*Quoted passage*:
A while back I was asked about an issue with a migrated domain controller . The issue was that one of the migrated domaincontrollers no longer could talk to the others. My initial suspicion was that the computer account on that domain controller was changed.

When we looked in the Active Directory, all seemed fine. The date of the last password update on that AD object was the same on all server. But the issue was there. I suspect that the sending party not stop the machine but did a snapshot and send the image to us. And that the machine changed changed its secret during the migration window. The timestamp on the object was close enough that decided to call that this was the case.

Sorting it out. Use nltest /SC_RESET to force the machine password to be correct against the Active Directory. Then the machine came back and everyone was happy and I was reassigned. BUT I really hope they looked into the possiblity of SID being reused due to going back in time.

But, we only reset it. I would like that the next time I can actually prove what happened, instead of me doing an educated guess. So lets dig into that. For another blog article I was looking into the local SID. That part was protected in the Security part of the registry.

Doing it manually.

  • First of we need to get access. Lets use psexec64.exe to achieve SYSTEM level access. The command you are looking for is psexec64 -sid cmd.exe. Now that we are SYSTEM
  • Lets get the time reg query HKLM\SECURITY\Policy\Secrets\$MACHINE.ACC\OupdTime.
  • Since my system is a little Endian system, we need to reverse the octets to get the value.

*Task set*:
**1.** In the post about the migrated domain controller, which tool does the writer use to get SYSTEM level access?
**2.** Pick up the post about the migrated domain controller after its last sentence and keep it going in the same voice.

*Dataset extract*:
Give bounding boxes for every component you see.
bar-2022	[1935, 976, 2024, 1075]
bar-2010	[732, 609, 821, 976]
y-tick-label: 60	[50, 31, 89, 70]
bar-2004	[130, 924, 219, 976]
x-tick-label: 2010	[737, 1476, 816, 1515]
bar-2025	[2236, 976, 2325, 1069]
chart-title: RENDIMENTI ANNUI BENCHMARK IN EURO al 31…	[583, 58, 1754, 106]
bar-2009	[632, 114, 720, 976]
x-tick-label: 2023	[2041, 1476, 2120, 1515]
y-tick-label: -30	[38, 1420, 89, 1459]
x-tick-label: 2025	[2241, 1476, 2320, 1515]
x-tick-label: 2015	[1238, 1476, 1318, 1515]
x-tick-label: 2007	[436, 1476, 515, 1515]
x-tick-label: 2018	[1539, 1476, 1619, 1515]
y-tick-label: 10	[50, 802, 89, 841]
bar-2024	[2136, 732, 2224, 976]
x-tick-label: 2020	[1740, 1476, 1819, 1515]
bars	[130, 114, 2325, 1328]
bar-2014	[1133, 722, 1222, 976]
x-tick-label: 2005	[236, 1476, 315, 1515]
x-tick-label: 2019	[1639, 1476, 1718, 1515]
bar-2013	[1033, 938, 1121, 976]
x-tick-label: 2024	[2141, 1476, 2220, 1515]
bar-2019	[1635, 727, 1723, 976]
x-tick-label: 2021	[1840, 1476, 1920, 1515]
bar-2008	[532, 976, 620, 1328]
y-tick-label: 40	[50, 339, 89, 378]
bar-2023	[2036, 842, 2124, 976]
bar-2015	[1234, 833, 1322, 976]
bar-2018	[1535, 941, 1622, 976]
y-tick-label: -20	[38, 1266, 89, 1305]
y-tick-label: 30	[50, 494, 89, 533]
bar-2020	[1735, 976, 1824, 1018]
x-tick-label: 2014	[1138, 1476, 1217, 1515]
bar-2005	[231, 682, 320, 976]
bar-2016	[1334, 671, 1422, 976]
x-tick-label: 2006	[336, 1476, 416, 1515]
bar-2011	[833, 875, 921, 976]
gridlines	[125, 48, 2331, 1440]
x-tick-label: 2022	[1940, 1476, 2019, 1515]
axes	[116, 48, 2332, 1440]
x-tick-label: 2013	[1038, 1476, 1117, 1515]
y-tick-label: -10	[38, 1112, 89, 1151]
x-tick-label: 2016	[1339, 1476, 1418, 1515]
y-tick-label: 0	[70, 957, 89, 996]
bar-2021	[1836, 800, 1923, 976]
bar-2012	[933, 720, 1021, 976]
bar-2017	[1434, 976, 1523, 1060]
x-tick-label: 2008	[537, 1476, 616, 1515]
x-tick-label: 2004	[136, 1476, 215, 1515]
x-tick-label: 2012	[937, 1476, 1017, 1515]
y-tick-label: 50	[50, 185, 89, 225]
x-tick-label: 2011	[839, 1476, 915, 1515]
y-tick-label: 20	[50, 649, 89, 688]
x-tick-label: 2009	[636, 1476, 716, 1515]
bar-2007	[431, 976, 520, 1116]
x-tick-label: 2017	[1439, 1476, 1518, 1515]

*Answers*:
**1.** psexec64.exe

**2.**
  • After reordering the values we convert from hex to dec.
  • Then just use w32tm to convert from filetime to normal datetime.
  • w32tm /ntte 132782615805693462 will return the date.

Automating it with Powershell

You still need to become system first. But then we can let Powershell do all the heavy lifting.

$MachinePasswordLastSet=(Get-ItemProperty -Path 'HKLM:\SECURITY\Policy\Secrets\$MACHINE.ACC\OupdTime').'(default)'
$filetime=[bitconverter]::ToUInt64($MachinePasswordLastSet, 0)
[System.DateTime]::FromFileTime($filetime)

Proving it

So lets run the automation and then force a change of the secure channel. You can force a change nltest /SC_CHANGE_PWD:%USERDNSDOMAIN%, okey I know this requires that the user is in the same domain.

I made the Powershell a one liner, but I feel for readability it is better to have it on more row when sharing it.

How can we use it

We can compare to the date on the machine and the Active Directory. So next time we can prove it.

Also if you are going to migrate stuff. Make sure domain controllers are turned off. No half assing it.